PROVIDED RECORDS:
╭──

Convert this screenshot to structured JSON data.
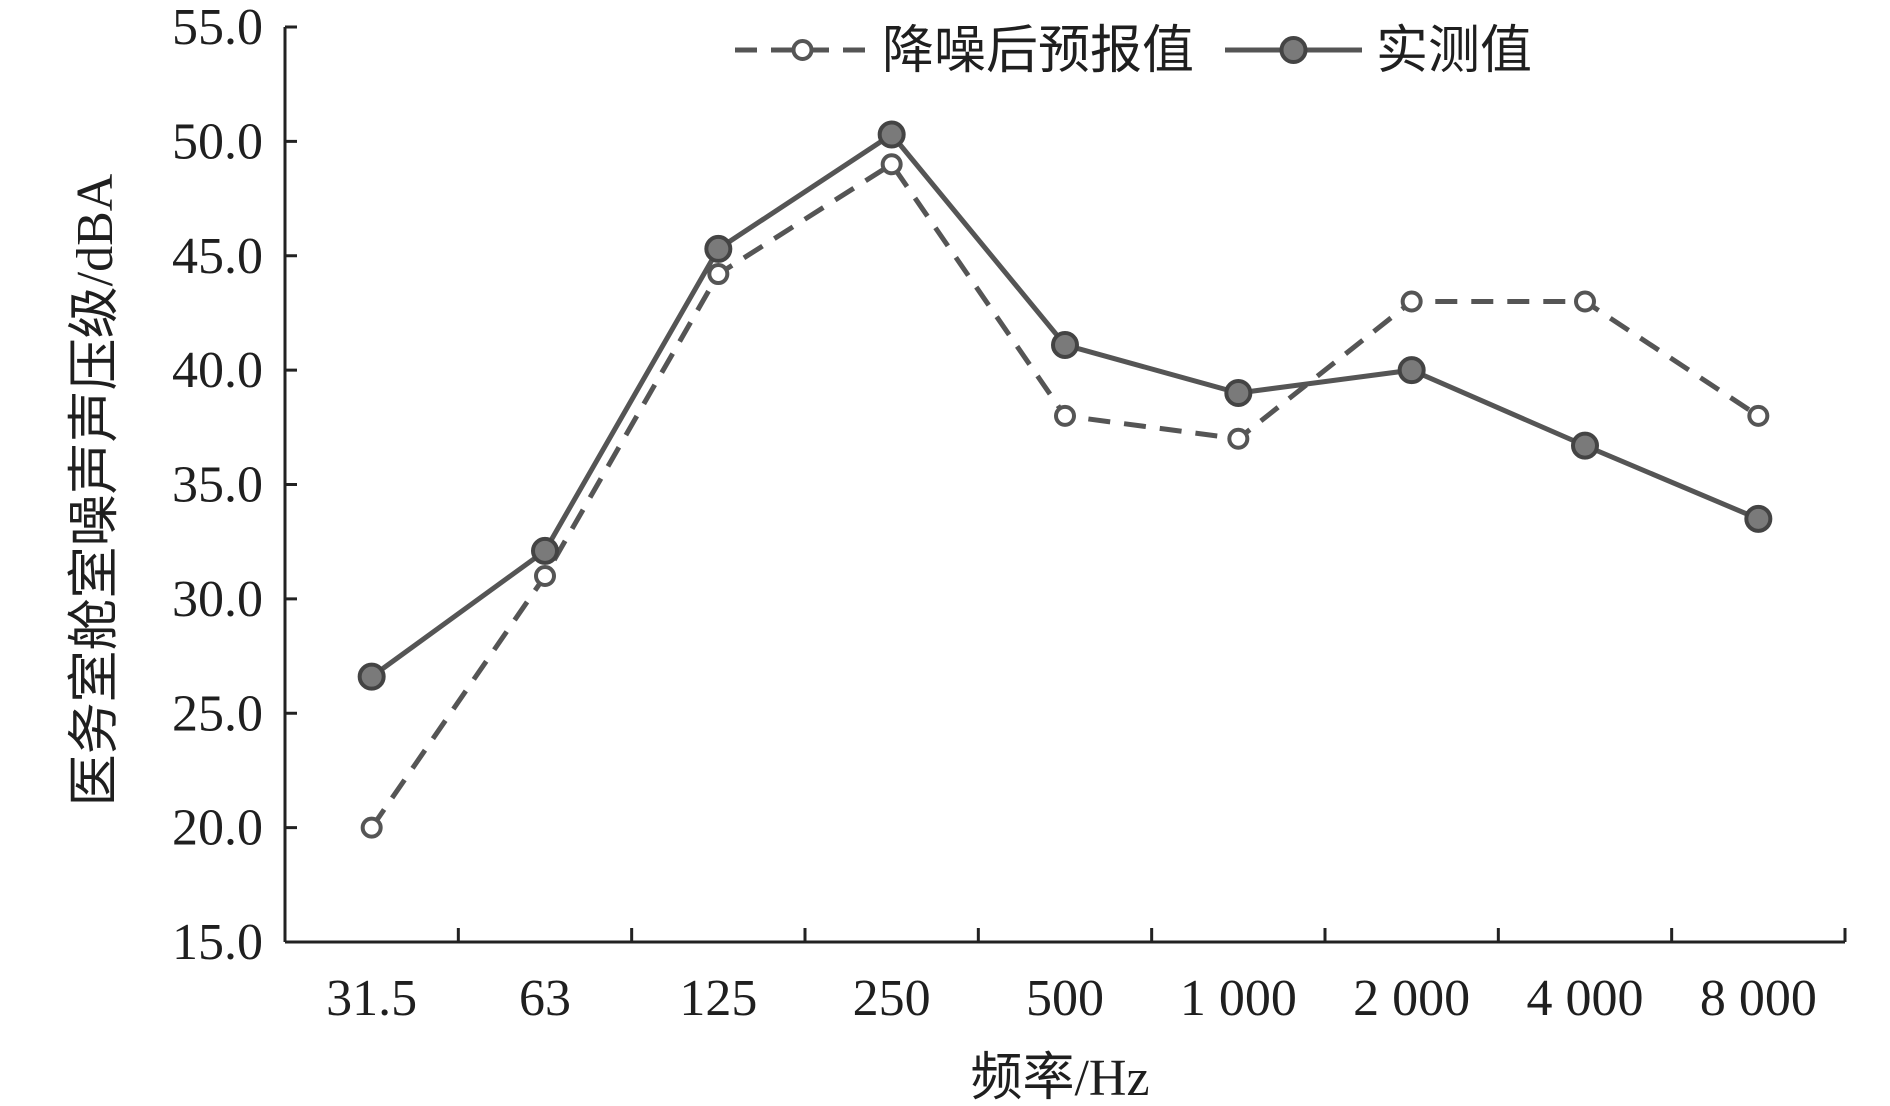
{
  "chart_data": {
    "type": "line",
    "title": "",
    "xlabel": "频率/Hz",
    "ylabel": "医务室舱室噪声声压级/dBA",
    "categories": [
      "31.5",
      "63",
      "125",
      "250",
      "500",
      "1 000",
      "2 000",
      "4 000",
      "8 000"
    ],
    "ylim": [
      15.0,
      55.0
    ],
    "yticks": [
      "15.0",
      "20.0",
      "25.0",
      "30.0",
      "35.0",
      "40.0",
      "45.0",
      "50.0",
      "55.0"
    ],
    "grid": false,
    "legend_position": "top",
    "series": [
      {
        "name": "降噪后预报值",
        "style": "dashed",
        "marker": "open-circle",
        "color": "#555555",
        "values": [
          20.0,
          31.0,
          44.2,
          49.0,
          38.0,
          37.0,
          43.0,
          43.0,
          38.0
        ]
      },
      {
        "name": "实测值",
        "style": "solid",
        "marker": "filled-circle",
        "color": "#555555",
        "values": [
          26.6,
          32.1,
          45.3,
          50.3,
          41.1,
          39.0,
          40.0,
          36.7,
          33.5
        ]
      }
    ]
  }
}
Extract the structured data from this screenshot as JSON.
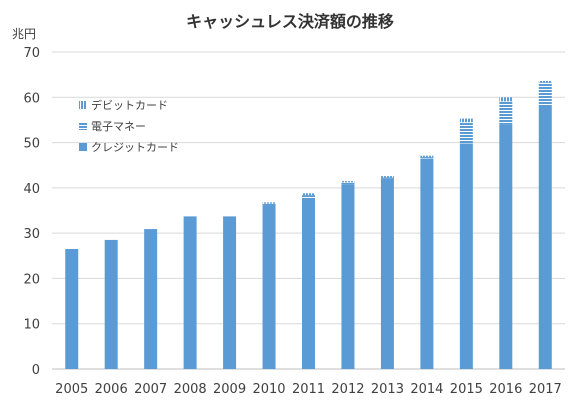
{
  "chart_data": {
    "type": "bar",
    "stacked": true,
    "title": "キャッシュレス決済額の推移",
    "ylabel": "兆円",
    "xlabel": "",
    "ylim": [
      0,
      70
    ],
    "yticks": [
      0,
      10,
      20,
      30,
      40,
      50,
      60,
      70
    ],
    "grid": true,
    "legend_position": "top-left",
    "categories": [
      "2005",
      "2006",
      "2007",
      "2008",
      "2009",
      "2010",
      "2011",
      "2012",
      "2013",
      "2014",
      "2015",
      "2016",
      "2017"
    ],
    "series": [
      {
        "name": "クレジットカード",
        "color": "#5b9bd5",
        "pattern": "solid",
        "values": [
          26.5,
          28.5,
          30.9,
          33.7,
          33.7,
          36.0,
          37.8,
          40.7,
          42.0,
          46.5,
          49.8,
          53.9,
          58.3
        ]
      },
      {
        "name": "電子マネー",
        "color": "#5b9bd5",
        "pattern": "horizontal-stripes",
        "values": [
          0,
          0,
          0,
          0,
          0,
          0.5,
          0.6,
          0.5,
          0.3,
          0.3,
          4.7,
          5.2,
          5.0
        ]
      },
      {
        "name": "デビットカード",
        "color": "#5b9bd5",
        "pattern": "vertical-stripes",
        "values": [
          0,
          0,
          0,
          0,
          0,
          0.3,
          0.4,
          0.3,
          0.3,
          0.3,
          0.8,
          0.9,
          0.3
        ]
      }
    ]
  }
}
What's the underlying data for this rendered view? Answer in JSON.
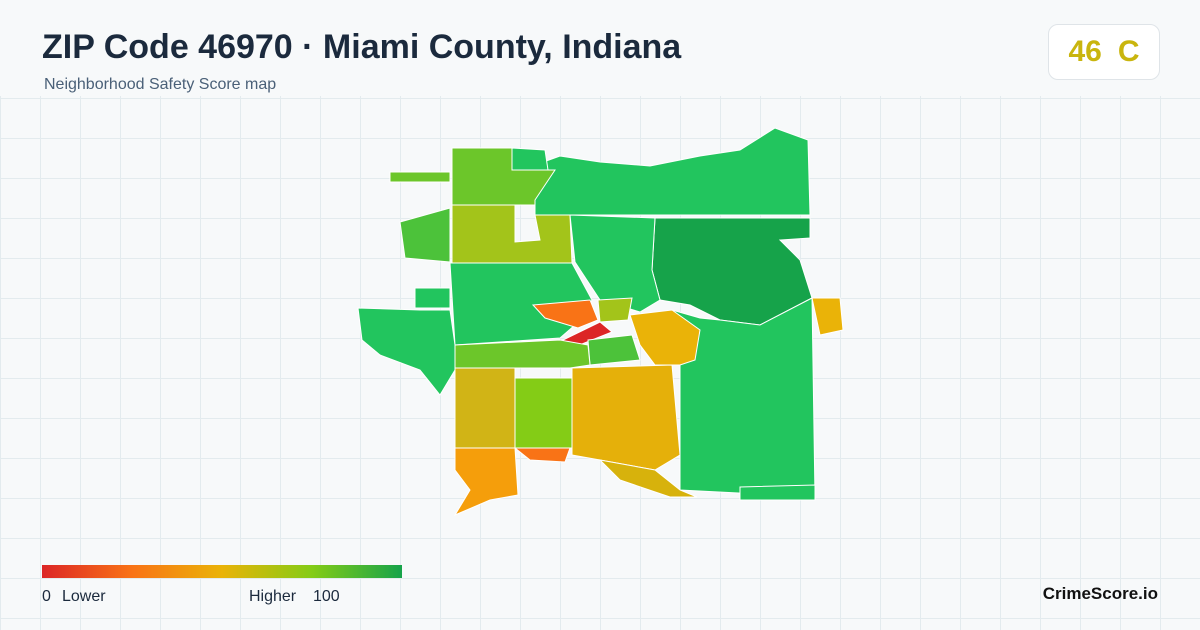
{
  "header": {
    "title": "ZIP Code 46970 · Miami County, Indiana",
    "subtitle": "Neighborhood Safety Score map"
  },
  "score": {
    "value": 46,
    "grade": "C"
  },
  "legend": {
    "min": 0,
    "min_label": "Lower",
    "max_label": "Higher",
    "max": 100
  },
  "brand": "CrimeScore.io"
}
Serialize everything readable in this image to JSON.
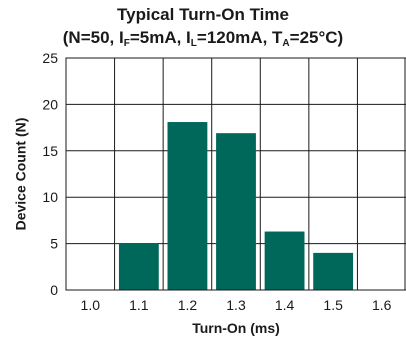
{
  "chart_data": {
    "type": "bar",
    "title_line1": "Typical Turn-On Time",
    "title_line2": {
      "prefix": "(N=50, I",
      "sub1": "F",
      "part2": "=5mA, I",
      "sub2": "L",
      "part3": "=120mA, T",
      "sub3": "A",
      "suffix": "=25°C)"
    },
    "xlabel": "Turn-On (ms)",
    "ylabel": "Device Count (N)",
    "x_ticks": [
      "1.0",
      "1.1",
      "1.2",
      "1.3",
      "1.4",
      "1.5",
      "1.6"
    ],
    "y_ticks": [
      0,
      5,
      10,
      15,
      20,
      25
    ],
    "ylim": [
      0,
      25
    ],
    "categories": [
      "1.1",
      "1.2",
      "1.3",
      "1.4",
      "1.5"
    ],
    "values": [
      5,
      18.1,
      16.9,
      6.3,
      4
    ],
    "bar_color": "#00685a",
    "grid": true
  }
}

╰──

CHALLENGE: State how many lines include the string "ylabel". Give no other information.

THE OUTPUT: 3